What is being asked
Please retype the data in full and exactly; the pictures are not part of the copy.
#### Data records ####
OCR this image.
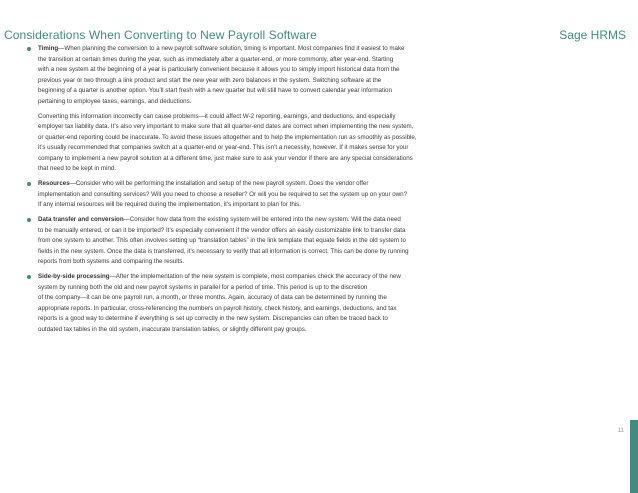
Considerations When Converting to New Payroll Software	Sage HRMS
Timing—When planning the conversion to a new payroll software solution, timing is important. Most companies find it easiest to make
the transition at certain times during the year, such as immediately after a quarter-end, or more commonly, after year-end. Starting
with a new system at the beginning of a year is particularly convenient because it allows you to simply import historical data from the
previous year or two through a link product and start the new year with zero balances in the system. Switching software at the
beginning of a quarter is another option. You’ll start fresh with a new quarter but will still have to convert calendar year information
pertaining to employee taxes, earnings, and deductions.
Converting this information incorrectly can cause problems—it could affect W-2 reporting, earnings, and deductions, and especially
employer tax liability data. It’s also very important to make sure that all quarter-end dates are correct when implementing the new system,
or quarter-end reporting could be inaccurate. To avoid these issues altogether and to help the implementation run as smoothly as possible,
it’s usually recommended that companies switch at a quarter-end or year-end. This isn’t a necessity, however. If it makes sense for your
company to implement a new payroll solution at a different time, just make sure to ask your vendor if there are any special considerations
that need to be kept in mind.
Resources—Consider who will be performing the installation and setup of the new payroll system. Does the vendor offer
implementation and consulting services? Will you need to choose a reseller? Or will you be required to set the system up on your own?
If any internal resources will be required during the implementation, it’s important to plan for this.
Data transfer and conversion—Consider how data from the existing system will be entered into the new system. Will the data need
to be manually entered, or can it be imported? It’s especially convenient if the vendor offers an easily customizable link to transfer data
from one system to another. This often involves setting up “translation tables” in the link template that equate fields in the old system to
fields in the new system. Once the data is transferred, it’s necessary to verify that all information is correct. This can be done by running
reports from both systems and comparing the results.
Side-by-side processing—After the implementation of the new system is complete, most companies check the accuracy of the new
system by running both the old and new payroll systems in parallel for a period of time. This period is up to the discretion
of the company—it can be one payroll run, a month, or three months. Again, accuracy of data can be determined by running the
appropriate reports. In particular, cross-referencing the numbers on payroll history, check history, and earnings, deductions, and tax
reports is a good way to determine if everything is set up correctly in the new system. Discrepancies can often be traced back to
outdated tax tables in the old system, inaccurate translation tables, or slightly different pay groups.
11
####
Exercise output
OCR this image.
Considerations When Converting to New Payroll Software	Sage HRMS
Timing—When planning the conversion to a new payroll software solution, timing is important. Most companies find it easiest to make
the transition at certain times during the year, such as immediately after a quarter-end, or more commonly, after year-end. Starting
with a new system at the beginning of a year is particularly convenient because it allows you to simply import historical data from the
previous year or two through a link product and start the new year with zero balances in the system. Switching software at the
beginning of a quarter is another option. You’ll start fresh with a new quarter but will still have to convert calendar year information
pertaining to employee taxes, earnings, and deductions.
Converting this information incorrectly can cause problems—it could affect W-2 reporting, earnings, and deductions, and especially
employer tax liability data. It’s also very important to make sure that all quarter-end dates are correct when implementing the new system,
or quarter-end reporting could be inaccurate. To avoid these issues altogether and to help the implementation run as smoothly as possible,
it’s usually recommended that companies switch at a quarter-end or year-end. This isn’t a necessity, however. If it makes sense for your
company to implement a new payroll solution at a different time, just make sure to ask your vendor if there are any special considerations
that need to be kept in mind.
Resources—Consider who will be performing the installation and setup of the new payroll system. Does the vendor offer
implementation and consulting services? Will you need to choose a reseller? Or will you be required to set the system up on your own?
If any internal resources will be required during the implementation, it’s important to plan for this.
Data transfer and conversion—Consider how data from the existing system will be entered into the new system. Will the data need
to be manually entered, or can it be imported? It’s especially convenient if the vendor offers an easily customizable link to transfer data
from one system to another. This often involves setting up “translation tables” in the link template that equate fields in the old system to
fields in the new system. Once the data is transferred, it’s necessary to verify that all information is correct. This can be done by running
reports from both systems and comparing the results.
Side-by-side processing—After the implementation of the new system is complete, most companies check the accuracy of the new
system by running both the old and new payroll systems in parallel for a period of time. This period is up to the discretion
of the company—it can be one payroll run, a month, or three months. Again, accuracy of data can be determined by running the
appropriate reports. In particular, cross-referencing the numbers on payroll history, check history, and earnings, deductions, and tax
reports is a good way to determine if everything is set up correctly in the new system. Discrepancies can often be traced back to
outdated tax tables in the old system, inaccurate translation tables, or slightly different pay groups.
11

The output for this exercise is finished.